## Aim
Copy the material that follows word for word and omit its pictures.

## Rows
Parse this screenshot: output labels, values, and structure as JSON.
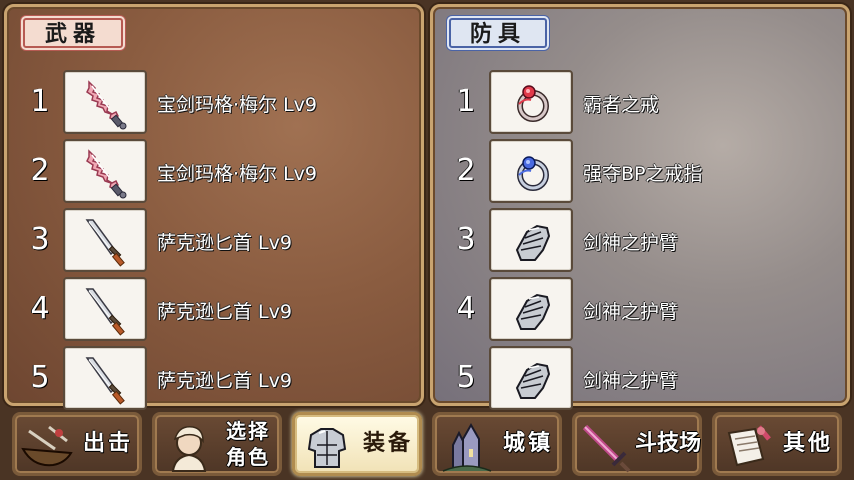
{
  "weapons": {
    "title": "武器",
    "items": [
      {
        "num": "1",
        "name": "宝剑玛格·梅尔 Lv9",
        "icon": "pink-sword-icon"
      },
      {
        "num": "2",
        "name": "宝剑玛格·梅尔 Lv9",
        "icon": "pink-sword-icon"
      },
      {
        "num": "3",
        "name": "萨克逊匕首 Lv9",
        "icon": "dagger-icon"
      },
      {
        "num": "4",
        "name": "萨克逊匕首 Lv9",
        "icon": "dagger-icon"
      },
      {
        "num": "5",
        "name": "萨克逊匕首 Lv9",
        "icon": "dagger-icon"
      }
    ]
  },
  "armor": {
    "title": "防具",
    "items": [
      {
        "num": "1",
        "name": "霸者之戒",
        "icon": "red-ring-icon"
      },
      {
        "num": "2",
        "name": "强夺BP之戒指",
        "icon": "blue-ring-icon"
      },
      {
        "num": "3",
        "name": "剑神之护臂",
        "icon": "gauntlet-icon"
      },
      {
        "num": "4",
        "name": "剑神之护臂",
        "icon": "gauntlet-icon"
      },
      {
        "num": "5",
        "name": "剑神之护臂",
        "icon": "gauntlet-icon"
      }
    ]
  },
  "nav": {
    "sortie": "出击",
    "select_line1": "选择",
    "select_line2": "角色",
    "equip": "装备",
    "town": "城镇",
    "arena": "斗技场",
    "other": "其他",
    "active": "equip"
  },
  "colors": {
    "weapon_accent": "#b65a52",
    "armor_accent": "#4a63a6",
    "panel_border": "#c9a470"
  }
}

## Correct output
Parse this screenshot: output labels, values, and structure as JSON.
{
  "weapons": {
    "title": "武器",
    "items": [
      {
        "num": "1",
        "name": "宝剑玛格·梅尔 Lv9",
        "icon": "pink-sword-icon"
      },
      {
        "num": "2",
        "name": "宝剑玛格·梅尔 Lv9",
        "icon": "pink-sword-icon"
      },
      {
        "num": "3",
        "name": "萨克逊匕首 Lv9",
        "icon": "dagger-icon"
      },
      {
        "num": "4",
        "name": "萨克逊匕首 Lv9",
        "icon": "dagger-icon"
      },
      {
        "num": "5",
        "name": "萨克逊匕首 Lv9",
        "icon": "dagger-icon"
      }
    ]
  },
  "armor": {
    "title": "防具",
    "items": [
      {
        "num": "1",
        "name": "霸者之戒",
        "icon": "red-ring-icon"
      },
      {
        "num": "2",
        "name": "强夺BP之戒指",
        "icon": "blue-ring-icon"
      },
      {
        "num": "3",
        "name": "剑神之护臂",
        "icon": "gauntlet-icon"
      },
      {
        "num": "4",
        "name": "剑神之护臂",
        "icon": "gauntlet-icon"
      },
      {
        "num": "5",
        "name": "剑神之护臂",
        "icon": "gauntlet-icon"
      }
    ]
  },
  "nav": {
    "sortie": "出击",
    "select_line1": "选择",
    "select_line2": "角色",
    "equip": "装备",
    "town": "城镇",
    "arena": "斗技场",
    "other": "其他",
    "active": "equip"
  },
  "colors": {
    "weapon_accent": "#b65a52",
    "armor_accent": "#4a63a6",
    "panel_border": "#c9a470"
  }
}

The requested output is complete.